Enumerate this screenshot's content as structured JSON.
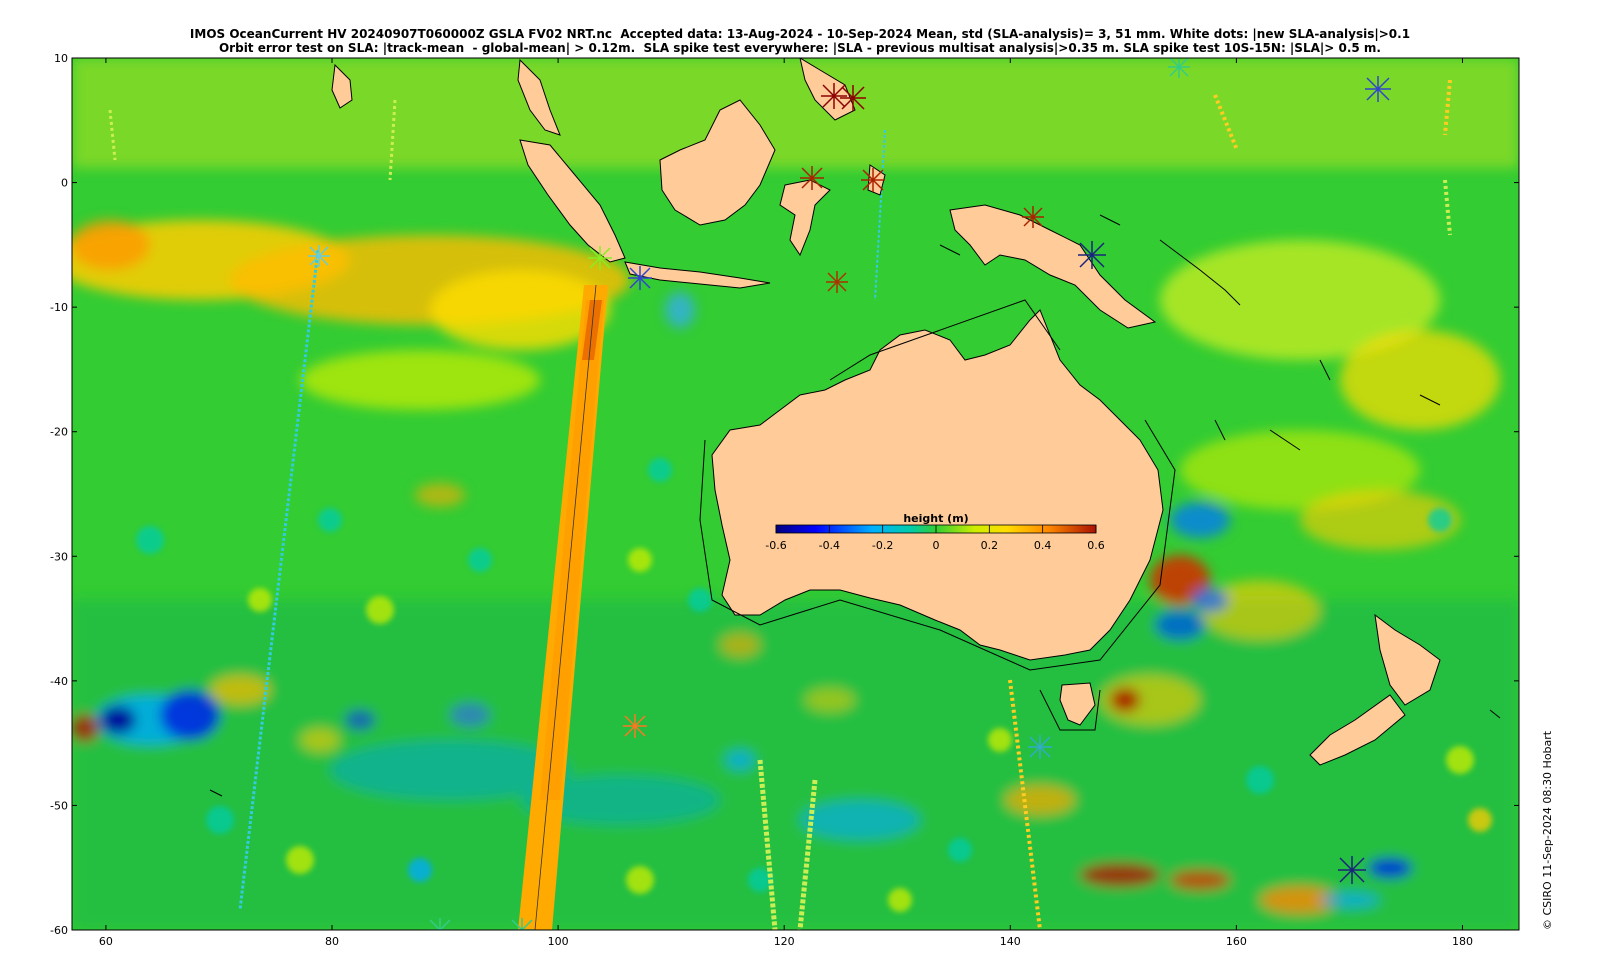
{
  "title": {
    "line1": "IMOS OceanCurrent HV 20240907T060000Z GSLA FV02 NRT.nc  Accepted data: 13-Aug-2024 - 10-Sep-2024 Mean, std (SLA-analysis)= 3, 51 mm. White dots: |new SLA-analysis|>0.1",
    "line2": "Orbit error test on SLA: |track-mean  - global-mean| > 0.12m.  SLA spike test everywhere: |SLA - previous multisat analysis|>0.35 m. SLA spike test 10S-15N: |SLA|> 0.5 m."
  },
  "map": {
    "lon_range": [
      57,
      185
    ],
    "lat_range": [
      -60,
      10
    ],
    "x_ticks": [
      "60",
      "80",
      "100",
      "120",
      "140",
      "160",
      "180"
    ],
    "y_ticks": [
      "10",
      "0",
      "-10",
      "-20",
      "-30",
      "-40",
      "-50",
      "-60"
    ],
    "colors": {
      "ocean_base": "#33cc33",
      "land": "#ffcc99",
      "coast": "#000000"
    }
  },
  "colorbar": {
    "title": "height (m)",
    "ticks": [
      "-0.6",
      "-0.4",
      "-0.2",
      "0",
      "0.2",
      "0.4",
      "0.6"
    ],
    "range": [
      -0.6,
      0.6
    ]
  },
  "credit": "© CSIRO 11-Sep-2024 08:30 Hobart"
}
━━━━━━━━
• _REQUIRED WORK_
Output the lines above in full and exactly as given, omitting any pictures.

• _EXERCISE OUTPUT_
Enumerate this screenshot's content as structured JSON.
{
  "title": {
    "line1": "IMOS OceanCurrent HV 20240907T060000Z GSLA FV02 NRT.nc  Accepted data: 13-Aug-2024 - 10-Sep-2024 Mean, std (SLA-analysis)= 3, 51 mm. White dots: |new SLA-analysis|>0.1",
    "line2": "Orbit error test on SLA: |track-mean  - global-mean| > 0.12m.  SLA spike test everywhere: |SLA - previous multisat analysis|>0.35 m. SLA spike test 10S-15N: |SLA|> 0.5 m."
  },
  "map": {
    "lon_range": [
      57,
      185
    ],
    "lat_range": [
      -60,
      10
    ],
    "x_ticks": [
      "60",
      "80",
      "100",
      "120",
      "140",
      "160",
      "180"
    ],
    "y_ticks": [
      "10",
      "0",
      "-10",
      "-20",
      "-30",
      "-40",
      "-50",
      "-60"
    ],
    "colors": {
      "ocean_base": "#33cc33",
      "land": "#ffcc99",
      "coast": "#000000"
    }
  },
  "colorbar": {
    "title": "height (m)",
    "ticks": [
      "-0.6",
      "-0.4",
      "-0.2",
      "0",
      "0.2",
      "0.4",
      "0.6"
    ],
    "range": [
      -0.6,
      0.6
    ]
  },
  "credit": "© CSIRO 11-Sep-2024 08:30 Hobart"
}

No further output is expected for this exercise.